What is needed »
Across the entries below, count the lines in which the word "Swell" occurs. Reply with the count alone.

Data excerpts »
# # # #

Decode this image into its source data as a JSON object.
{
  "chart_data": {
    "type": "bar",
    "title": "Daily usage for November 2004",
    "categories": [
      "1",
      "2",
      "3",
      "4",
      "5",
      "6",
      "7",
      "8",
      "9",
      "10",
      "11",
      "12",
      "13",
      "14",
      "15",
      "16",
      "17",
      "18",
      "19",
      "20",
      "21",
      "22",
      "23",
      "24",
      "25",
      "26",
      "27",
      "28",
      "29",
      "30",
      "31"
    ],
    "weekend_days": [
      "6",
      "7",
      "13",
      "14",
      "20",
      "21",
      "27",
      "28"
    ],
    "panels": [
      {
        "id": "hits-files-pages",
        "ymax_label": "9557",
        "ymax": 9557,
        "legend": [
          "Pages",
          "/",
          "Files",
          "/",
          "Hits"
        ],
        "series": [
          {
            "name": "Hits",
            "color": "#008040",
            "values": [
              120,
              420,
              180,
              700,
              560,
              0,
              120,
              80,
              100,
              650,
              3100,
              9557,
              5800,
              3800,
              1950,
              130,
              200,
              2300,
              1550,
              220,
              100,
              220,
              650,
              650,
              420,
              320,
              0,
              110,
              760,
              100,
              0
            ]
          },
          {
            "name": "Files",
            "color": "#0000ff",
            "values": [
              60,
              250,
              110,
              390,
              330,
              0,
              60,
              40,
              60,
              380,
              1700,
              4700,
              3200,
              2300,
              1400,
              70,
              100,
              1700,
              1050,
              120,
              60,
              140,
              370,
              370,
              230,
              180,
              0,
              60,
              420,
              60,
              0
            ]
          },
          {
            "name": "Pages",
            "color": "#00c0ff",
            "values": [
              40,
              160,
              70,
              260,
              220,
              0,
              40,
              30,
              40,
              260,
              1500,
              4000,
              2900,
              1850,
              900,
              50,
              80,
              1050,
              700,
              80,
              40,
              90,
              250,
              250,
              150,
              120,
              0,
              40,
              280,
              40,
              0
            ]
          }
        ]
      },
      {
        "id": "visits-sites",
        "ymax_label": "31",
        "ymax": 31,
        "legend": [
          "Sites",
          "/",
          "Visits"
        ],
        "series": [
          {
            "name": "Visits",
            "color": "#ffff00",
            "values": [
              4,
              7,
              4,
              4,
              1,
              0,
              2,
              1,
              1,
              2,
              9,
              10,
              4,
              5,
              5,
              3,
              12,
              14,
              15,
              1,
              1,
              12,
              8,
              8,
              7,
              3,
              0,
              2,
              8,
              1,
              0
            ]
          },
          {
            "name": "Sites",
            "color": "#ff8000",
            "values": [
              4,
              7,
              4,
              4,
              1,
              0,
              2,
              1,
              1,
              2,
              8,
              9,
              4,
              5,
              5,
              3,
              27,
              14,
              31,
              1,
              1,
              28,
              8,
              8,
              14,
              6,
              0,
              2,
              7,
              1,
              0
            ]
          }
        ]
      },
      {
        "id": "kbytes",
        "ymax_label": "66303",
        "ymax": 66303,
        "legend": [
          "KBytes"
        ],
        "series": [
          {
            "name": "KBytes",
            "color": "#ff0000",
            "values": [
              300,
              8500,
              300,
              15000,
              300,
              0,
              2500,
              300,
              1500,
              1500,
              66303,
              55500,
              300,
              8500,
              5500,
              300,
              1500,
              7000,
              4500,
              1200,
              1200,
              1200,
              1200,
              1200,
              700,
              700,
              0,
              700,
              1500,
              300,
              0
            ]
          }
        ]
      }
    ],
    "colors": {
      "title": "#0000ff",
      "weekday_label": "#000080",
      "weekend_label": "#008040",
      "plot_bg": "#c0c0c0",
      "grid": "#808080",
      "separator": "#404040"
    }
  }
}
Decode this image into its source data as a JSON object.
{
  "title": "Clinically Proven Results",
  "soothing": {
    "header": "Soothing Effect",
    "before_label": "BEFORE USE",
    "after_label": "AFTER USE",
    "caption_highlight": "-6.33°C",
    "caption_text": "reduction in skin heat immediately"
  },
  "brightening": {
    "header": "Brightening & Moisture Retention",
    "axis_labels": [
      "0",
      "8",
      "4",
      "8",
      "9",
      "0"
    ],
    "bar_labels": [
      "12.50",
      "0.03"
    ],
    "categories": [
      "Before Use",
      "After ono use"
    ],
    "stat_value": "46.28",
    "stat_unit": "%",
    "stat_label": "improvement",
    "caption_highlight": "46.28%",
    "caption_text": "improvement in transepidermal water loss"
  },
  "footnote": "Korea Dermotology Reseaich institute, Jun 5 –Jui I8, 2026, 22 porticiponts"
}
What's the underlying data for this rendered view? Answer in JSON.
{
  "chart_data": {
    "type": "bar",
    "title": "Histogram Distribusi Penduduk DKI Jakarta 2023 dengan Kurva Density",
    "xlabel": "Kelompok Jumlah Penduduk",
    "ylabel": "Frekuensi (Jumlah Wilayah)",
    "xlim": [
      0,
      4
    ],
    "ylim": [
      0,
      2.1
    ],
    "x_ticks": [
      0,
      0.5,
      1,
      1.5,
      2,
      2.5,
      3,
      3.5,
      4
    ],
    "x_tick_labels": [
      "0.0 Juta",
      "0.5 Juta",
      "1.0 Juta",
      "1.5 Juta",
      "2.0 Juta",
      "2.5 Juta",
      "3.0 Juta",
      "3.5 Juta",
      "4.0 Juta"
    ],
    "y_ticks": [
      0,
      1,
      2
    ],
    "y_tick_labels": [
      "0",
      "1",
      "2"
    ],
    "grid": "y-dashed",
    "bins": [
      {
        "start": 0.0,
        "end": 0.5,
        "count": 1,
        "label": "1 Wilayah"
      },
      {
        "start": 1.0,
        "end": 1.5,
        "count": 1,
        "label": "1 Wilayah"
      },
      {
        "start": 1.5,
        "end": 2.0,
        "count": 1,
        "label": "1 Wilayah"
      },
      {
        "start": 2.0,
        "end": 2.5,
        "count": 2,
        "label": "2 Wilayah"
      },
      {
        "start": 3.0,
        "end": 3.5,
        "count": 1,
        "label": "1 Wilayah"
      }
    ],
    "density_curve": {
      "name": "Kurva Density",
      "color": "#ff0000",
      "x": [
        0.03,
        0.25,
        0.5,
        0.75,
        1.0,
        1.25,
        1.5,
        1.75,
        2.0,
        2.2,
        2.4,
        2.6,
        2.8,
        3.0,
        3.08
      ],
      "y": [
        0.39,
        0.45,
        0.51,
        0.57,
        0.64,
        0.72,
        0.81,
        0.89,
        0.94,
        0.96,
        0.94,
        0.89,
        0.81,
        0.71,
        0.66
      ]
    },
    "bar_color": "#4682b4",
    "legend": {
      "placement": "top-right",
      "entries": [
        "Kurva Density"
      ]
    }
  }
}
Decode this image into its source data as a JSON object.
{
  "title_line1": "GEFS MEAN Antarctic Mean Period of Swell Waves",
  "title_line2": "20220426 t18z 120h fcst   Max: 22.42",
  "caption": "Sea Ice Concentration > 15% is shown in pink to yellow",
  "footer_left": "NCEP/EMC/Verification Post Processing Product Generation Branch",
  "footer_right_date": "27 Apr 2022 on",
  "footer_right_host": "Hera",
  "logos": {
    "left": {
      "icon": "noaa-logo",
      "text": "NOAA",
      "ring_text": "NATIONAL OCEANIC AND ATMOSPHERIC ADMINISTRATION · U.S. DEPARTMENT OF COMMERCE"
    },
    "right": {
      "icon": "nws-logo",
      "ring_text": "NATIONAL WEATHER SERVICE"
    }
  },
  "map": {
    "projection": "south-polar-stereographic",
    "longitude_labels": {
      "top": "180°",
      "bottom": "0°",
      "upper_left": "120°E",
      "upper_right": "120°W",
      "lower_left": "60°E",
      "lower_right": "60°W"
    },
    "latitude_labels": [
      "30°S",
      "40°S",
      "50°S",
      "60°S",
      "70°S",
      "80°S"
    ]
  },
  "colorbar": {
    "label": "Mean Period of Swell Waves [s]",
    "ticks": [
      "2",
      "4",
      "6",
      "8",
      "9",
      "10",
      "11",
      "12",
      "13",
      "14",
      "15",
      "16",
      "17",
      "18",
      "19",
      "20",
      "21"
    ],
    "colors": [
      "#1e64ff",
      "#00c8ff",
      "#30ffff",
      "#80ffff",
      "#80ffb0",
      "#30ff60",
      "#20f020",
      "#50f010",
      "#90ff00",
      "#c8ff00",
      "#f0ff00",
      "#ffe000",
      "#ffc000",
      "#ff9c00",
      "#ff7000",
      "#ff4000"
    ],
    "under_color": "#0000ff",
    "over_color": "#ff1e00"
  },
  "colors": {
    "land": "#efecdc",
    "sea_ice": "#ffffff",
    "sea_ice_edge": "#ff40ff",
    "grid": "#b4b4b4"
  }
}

# # # #

Completed exercise »
2